▸ RECORDS FOR THE EXERCISE:
________________
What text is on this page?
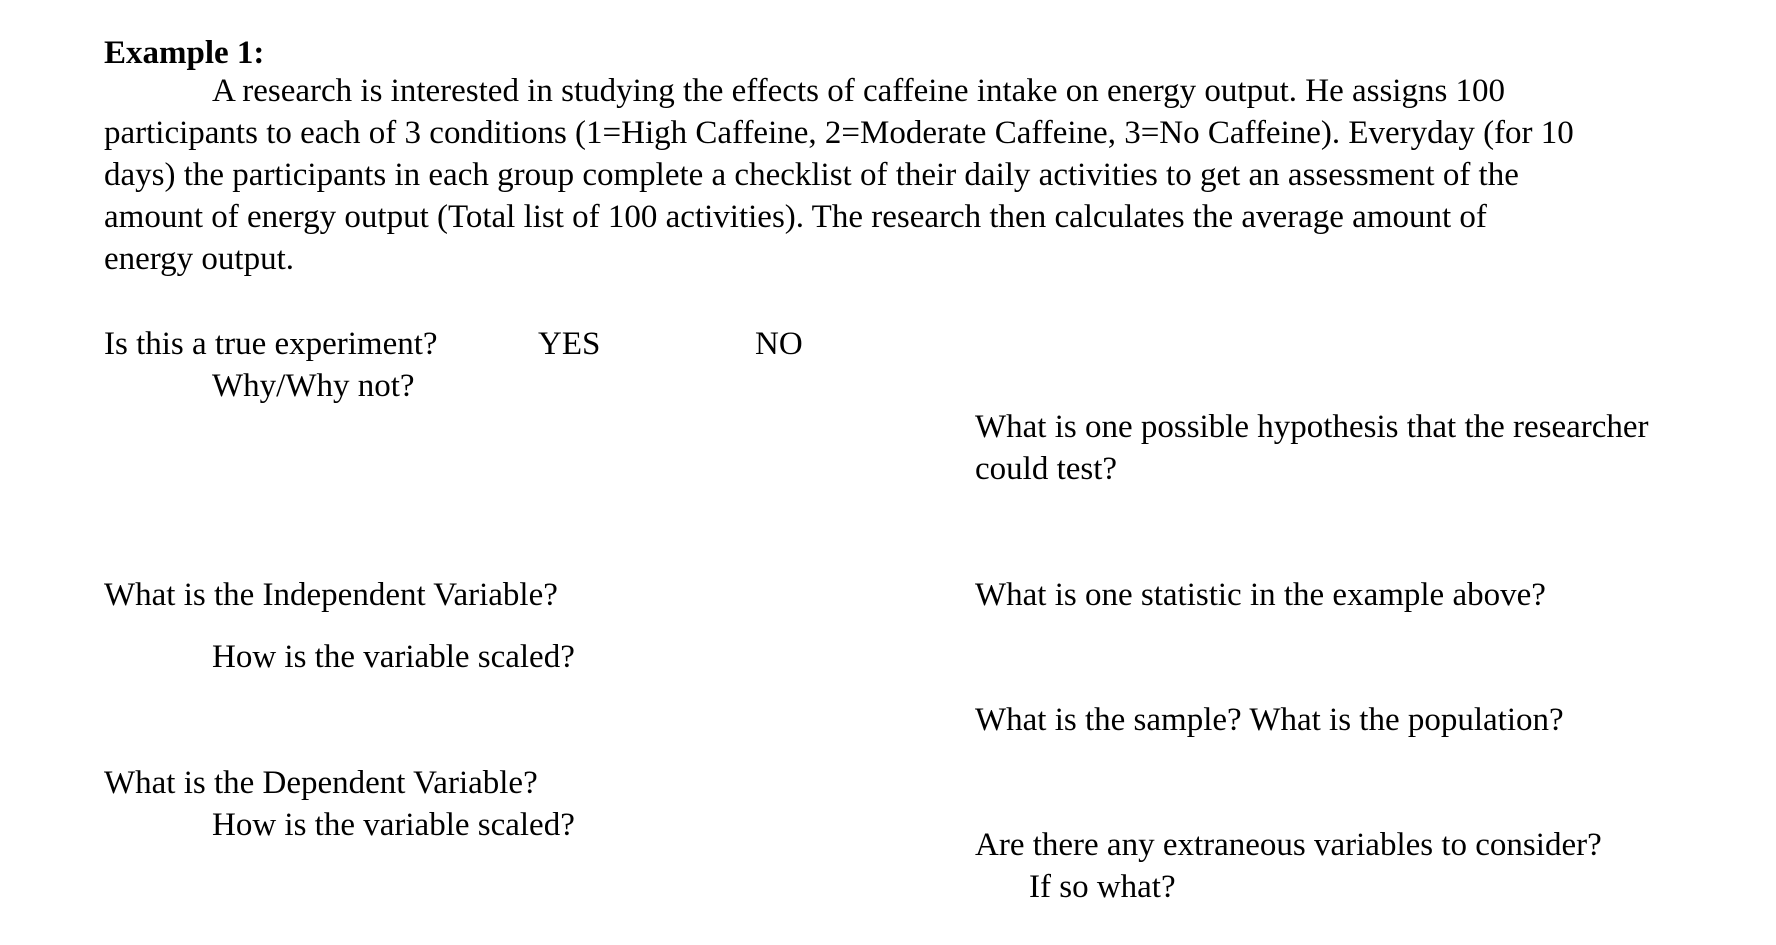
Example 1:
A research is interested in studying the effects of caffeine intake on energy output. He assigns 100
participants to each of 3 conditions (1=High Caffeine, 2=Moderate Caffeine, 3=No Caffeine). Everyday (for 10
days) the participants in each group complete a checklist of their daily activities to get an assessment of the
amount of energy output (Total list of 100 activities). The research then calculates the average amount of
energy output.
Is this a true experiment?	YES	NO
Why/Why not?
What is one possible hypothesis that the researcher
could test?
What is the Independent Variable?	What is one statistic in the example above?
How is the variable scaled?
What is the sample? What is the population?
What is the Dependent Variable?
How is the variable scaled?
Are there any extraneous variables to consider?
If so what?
________________
Reproduce all the entries that precede this task, word for word, minus any pictures.

▸ OUTPUT FOR THIS EXERCISE:
What text is on this page?
Example 1:
A research is interested in studying the effects of caffeine intake on energy output. He assigns 100
participants to each of 3 conditions (1=High Caffeine, 2=Moderate Caffeine, 3=No Caffeine). Everyday (for 10
days) the participants in each group complete a checklist of their daily activities to get an assessment of the
amount of energy output (Total list of 100 activities). The research then calculates the average amount of
energy output.
Is this a true experiment?	YES	NO
Why/Why not?
What is one possible hypothesis that the researcher
could test?
What is the Independent Variable?	What is one statistic in the example above?
How is the variable scaled?
What is the sample? What is the population?
What is the Dependent Variable?
How is the variable scaled?
Are there any extraneous variables to consider?
If so what?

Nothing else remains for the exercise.